• [To be done] Return the listing below verbatim. Pictures do not belong in the copy.

• [Records shown]
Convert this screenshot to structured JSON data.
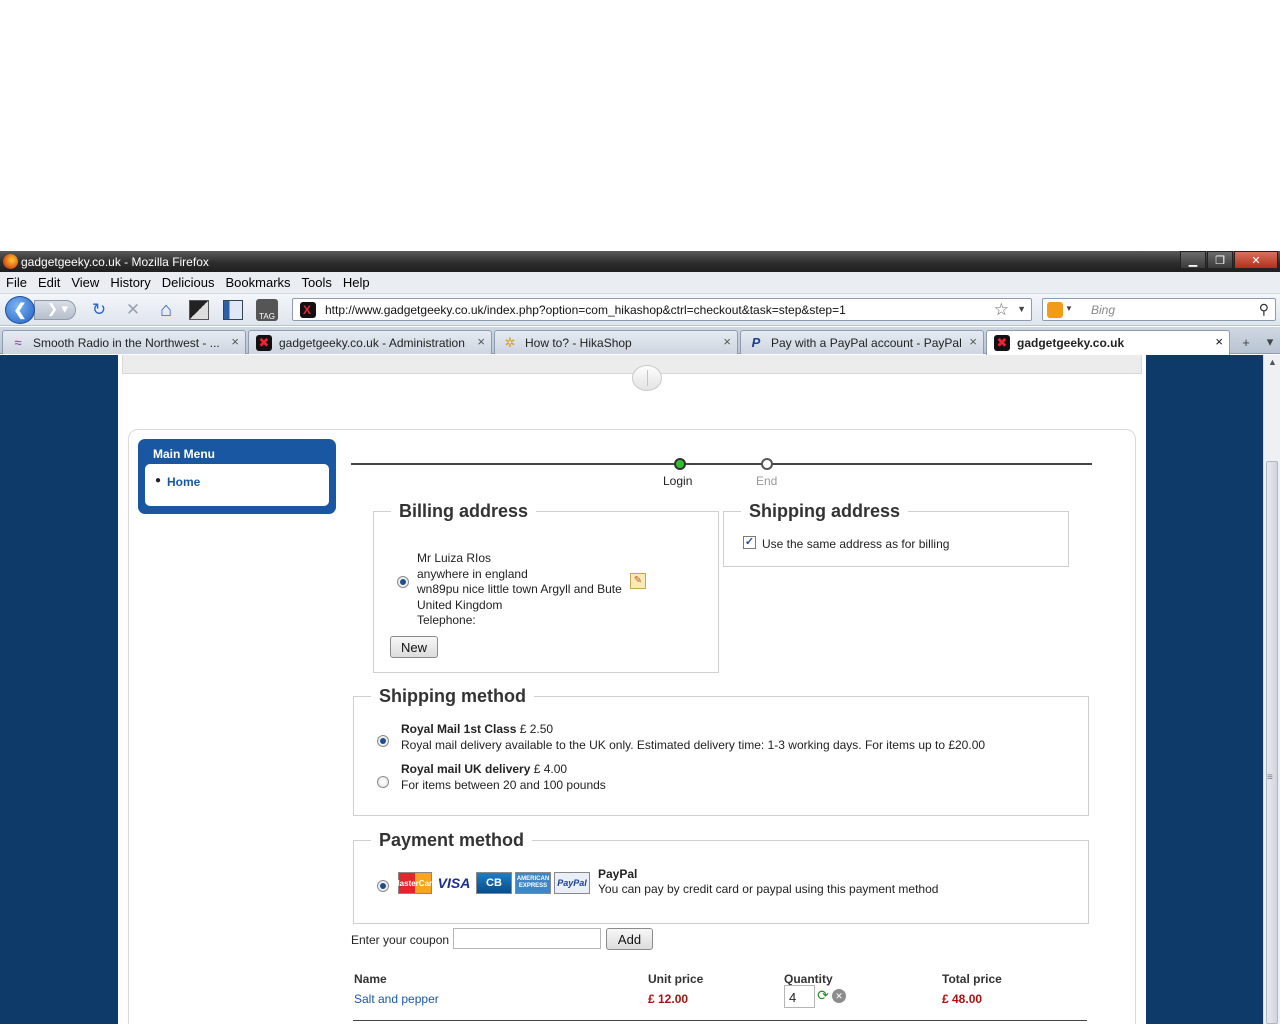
{
  "window": {
    "title": "gadgetgeeky.co.uk - Mozilla Firefox",
    "minimize": "▁",
    "maximize": "❐",
    "close": "✕"
  },
  "menubar": [
    "File",
    "Edit",
    "View",
    "History",
    "Delicious",
    "Bookmarks",
    "Tools",
    "Help"
  ],
  "navbar": {
    "back": "❮",
    "forward": "❯ ▾",
    "reload": "↻",
    "stop": "✕",
    "home": "⌂",
    "url": "http://www.gadgetgeeky.co.uk/index.php?option=com_hikashop&ctrl=checkout&task=step&step=1",
    "bookmark_star": "☆",
    "url_dropdown": "▼",
    "search_placeholder": "Bing",
    "search_dropdown": "▼",
    "search_glass": "⚲",
    "tag_label": "TAG"
  },
  "tabs": [
    {
      "label": "Smooth Radio in the Northwest - ...",
      "icon": "≈",
      "close": "×"
    },
    {
      "label": "gadgetgeeky.co.uk - Administration",
      "icon": "✖",
      "close": "×"
    },
    {
      "label": "How to? - HikaShop",
      "icon": "✲",
      "close": "×"
    },
    {
      "label": "Pay with a PayPal account - PayPal",
      "icon": "P",
      "close": "×"
    },
    {
      "label": "gadgetgeeky.co.uk",
      "icon": "✖",
      "close": "×"
    }
  ],
  "tab_extras": {
    "new_tab": "+",
    "list": "▾"
  },
  "scrollbar": {
    "up_arrow": "▲",
    "grip": "≡"
  },
  "sidebar": {
    "title": "Main Menu",
    "bullet": "●",
    "items": [
      "Home"
    ]
  },
  "steps": [
    "Login",
    "End"
  ],
  "billing": {
    "legend": "Billing address",
    "lines": [
      "Mr Luiza RIos",
      "anywhere in england",
      "wn89pu nice little town Argyll and Bute",
      "United Kingdom",
      "Telephone:"
    ],
    "edit_icon": "✎",
    "new_button": "New"
  },
  "shipping_address": {
    "legend": "Shipping address",
    "checkbox_mark": "✓",
    "checkbox_label": "Use the same address as for billing"
  },
  "shipping_method": {
    "legend": "Shipping method",
    "options": [
      {
        "name": "Royal Mail 1st Class",
        "price": "£ 2.50",
        "desc": "Royal mail delivery available to the UK only. Estimated delivery time: 1-3 working days. For items up to £20.00"
      },
      {
        "name": "Royal mail UK delivery",
        "price": "£ 4.00",
        "desc": "For items between 20 and 100 pounds"
      }
    ]
  },
  "payment_method": {
    "legend": "Payment method",
    "name": "PayPal",
    "desc": "You can pay by credit card or paypal using this payment method",
    "cards": [
      "MasterCard",
      "VISA",
      "CB",
      "AMERICAN EXPRESS",
      "PayPal"
    ]
  },
  "coupon": {
    "label": "Enter your coupon",
    "button": "Add"
  },
  "cart": {
    "headers": [
      "Name",
      "Unit price",
      "Quantity",
      "Total price"
    ],
    "rows": [
      {
        "name": "Salt and pepper",
        "unit_price": "£ 12.00",
        "quantity": "4",
        "total_price": "£ 48.00"
      }
    ],
    "refresh_icon": "⟳",
    "remove_icon": "✕"
  },
  "colors": {
    "page_background": "#0d3a69",
    "menu_blue": "#1a57a3",
    "price_red": "#a11111",
    "step_done": "#2fc02f"
  }
}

• [Solution for this problem]
Convert this screenshot to structured JSON data.
{
  "window": {
    "title": "gadgetgeeky.co.uk - Mozilla Firefox",
    "minimize": "▁",
    "maximize": "❐",
    "close": "✕"
  },
  "menubar": [
    "File",
    "Edit",
    "View",
    "History",
    "Delicious",
    "Bookmarks",
    "Tools",
    "Help"
  ],
  "navbar": {
    "back": "❮",
    "forward": "❯ ▾",
    "reload": "↻",
    "stop": "✕",
    "home": "⌂",
    "url": "http://www.gadgetgeeky.co.uk/index.php?option=com_hikashop&ctrl=checkout&task=step&step=1",
    "bookmark_star": "☆",
    "url_dropdown": "▼",
    "search_placeholder": "Bing",
    "search_dropdown": "▼",
    "search_glass": "⚲",
    "tag_label": "TAG"
  },
  "tabs": [
    {
      "label": "Smooth Radio in the Northwest - ...",
      "icon": "≈",
      "close": "×"
    },
    {
      "label": "gadgetgeeky.co.uk - Administration",
      "icon": "✖",
      "close": "×"
    },
    {
      "label": "How to? - HikaShop",
      "icon": "✲",
      "close": "×"
    },
    {
      "label": "Pay with a PayPal account - PayPal",
      "icon": "P",
      "close": "×"
    },
    {
      "label": "gadgetgeeky.co.uk",
      "icon": "✖",
      "close": "×"
    }
  ],
  "tab_extras": {
    "new_tab": "+",
    "list": "▾"
  },
  "scrollbar": {
    "up_arrow": "▲",
    "grip": "≡"
  },
  "sidebar": {
    "title": "Main Menu",
    "bullet": "●",
    "items": [
      "Home"
    ]
  },
  "steps": [
    "Login",
    "End"
  ],
  "billing": {
    "legend": "Billing address",
    "lines": [
      "Mr Luiza RIos",
      "anywhere in england",
      "wn89pu nice little town Argyll and Bute",
      "United Kingdom",
      "Telephone:"
    ],
    "edit_icon": "✎",
    "new_button": "New"
  },
  "shipping_address": {
    "legend": "Shipping address",
    "checkbox_mark": "✓",
    "checkbox_label": "Use the same address as for billing"
  },
  "shipping_method": {
    "legend": "Shipping method",
    "options": [
      {
        "name": "Royal Mail 1st Class",
        "price": "£ 2.50",
        "desc": "Royal mail delivery available to the UK only. Estimated delivery time: 1-3 working days. For items up to £20.00"
      },
      {
        "name": "Royal mail UK delivery",
        "price": "£ 4.00",
        "desc": "For items between 20 and 100 pounds"
      }
    ]
  },
  "payment_method": {
    "legend": "Payment method",
    "name": "PayPal",
    "desc": "You can pay by credit card or paypal using this payment method",
    "cards": [
      "MasterCard",
      "VISA",
      "CB",
      "AMERICAN EXPRESS",
      "PayPal"
    ]
  },
  "coupon": {
    "label": "Enter your coupon",
    "button": "Add"
  },
  "cart": {
    "headers": [
      "Name",
      "Unit price",
      "Quantity",
      "Total price"
    ],
    "rows": [
      {
        "name": "Salt and pepper",
        "unit_price": "£ 12.00",
        "quantity": "4",
        "total_price": "£ 48.00"
      }
    ],
    "refresh_icon": "⟳",
    "remove_icon": "✕"
  },
  "colors": {
    "page_background": "#0d3a69",
    "menu_blue": "#1a57a3",
    "price_red": "#a11111",
    "step_done": "#2fc02f"
  }
}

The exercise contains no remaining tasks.